─── EXTRAIT À LIRE
Publié le 08 mai 2014 par Jsbg @JSBGblog

Lucio Fontana: rétrospective au Musée d’art moderne de la Ville de Paris

Printemps parisien oblige, me voici de retour avec la dernière exposition du Musée d’art moderne de la Ville de Paris : la rétrospective Lucio Fontana (1899-1968)…encore une exposition que je n’aurais raté pour rien au monde, car ce n’est pas tous les jours que nous avons l’occasion de parcourir cette œuvre « hétérodoxe », de revivre ce passionnant moment de l’art moderne.

Les « buchi » (1949) mais plus encore les « tagli »(1958) de Lucio Fontana sont aujourd’hui devenus des icônes de l’art moderne, et donc l’emblème de tout l’œuvre de l’artiste, une œuvre pourtant polymorphe qui ne s’arrête de loin pas là et qui, loin des clichés chronologiques, dépasse autant le débat abstraction-figuration que la hiérarchisation des genres − épuisant les notions mêmes d’avant-garde ou de tradition, à l’image du véritable sentiment moderne.
──────
[CONSIGNES]
1/ Recopiez le passage de l'extrait sur Lucio Fontana allant de « Publié le 08 » à « de l’art moderne. ».
2/ Selon l'extrait sur Lucio Fontana, pour quelle raison cette exposition était-elle à ne manquer pour rien au monde ? Répondez en une à trois phrases.
Le listing provient d'une source distincte de l'extrait.
─── DONNÉES ENREGISTRÉES
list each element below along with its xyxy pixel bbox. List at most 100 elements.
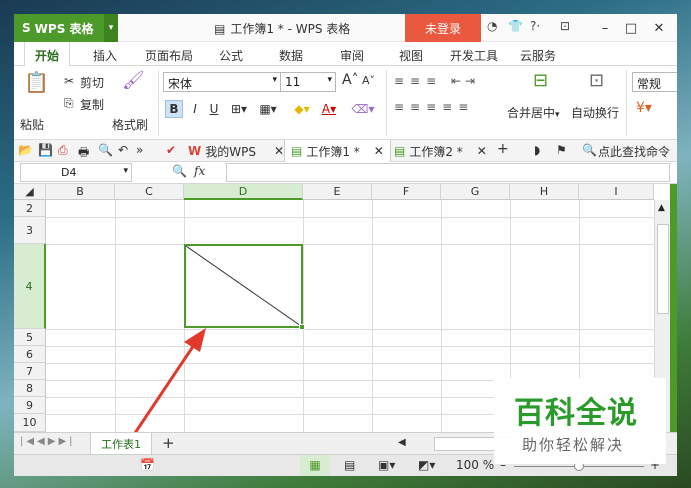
──────
[RÉPONSES DÉTAILLÉES]
1/
Publié le 08 mai 2014 par Jsbg @JSBGblog

Lucio Fontana: rétrospective au Musée d’art moderne de la Ville de Paris

Printemps parisien oblige, me voici de retour avec la dernière exposition du Musée d’art moderne de la Ville de Paris : la rétrospective Lucio Fontana (1899-1968)…encore une exposition que je n’aurais raté pour rien au monde, car ce n’est pas tous les jours que nous avons l’occasion de parcourir cette œuvre « hétérodoxe », de revivre ce passionnant moment de l’art moderne.

2/ Ce n'est pas tous les jours qu'on a l'occasion de parcourir l'œuvre « hétérodoxe » de Lucio Fontana. La rétrospective permet aussi de revivre ce passionnant moment de l'art moderne.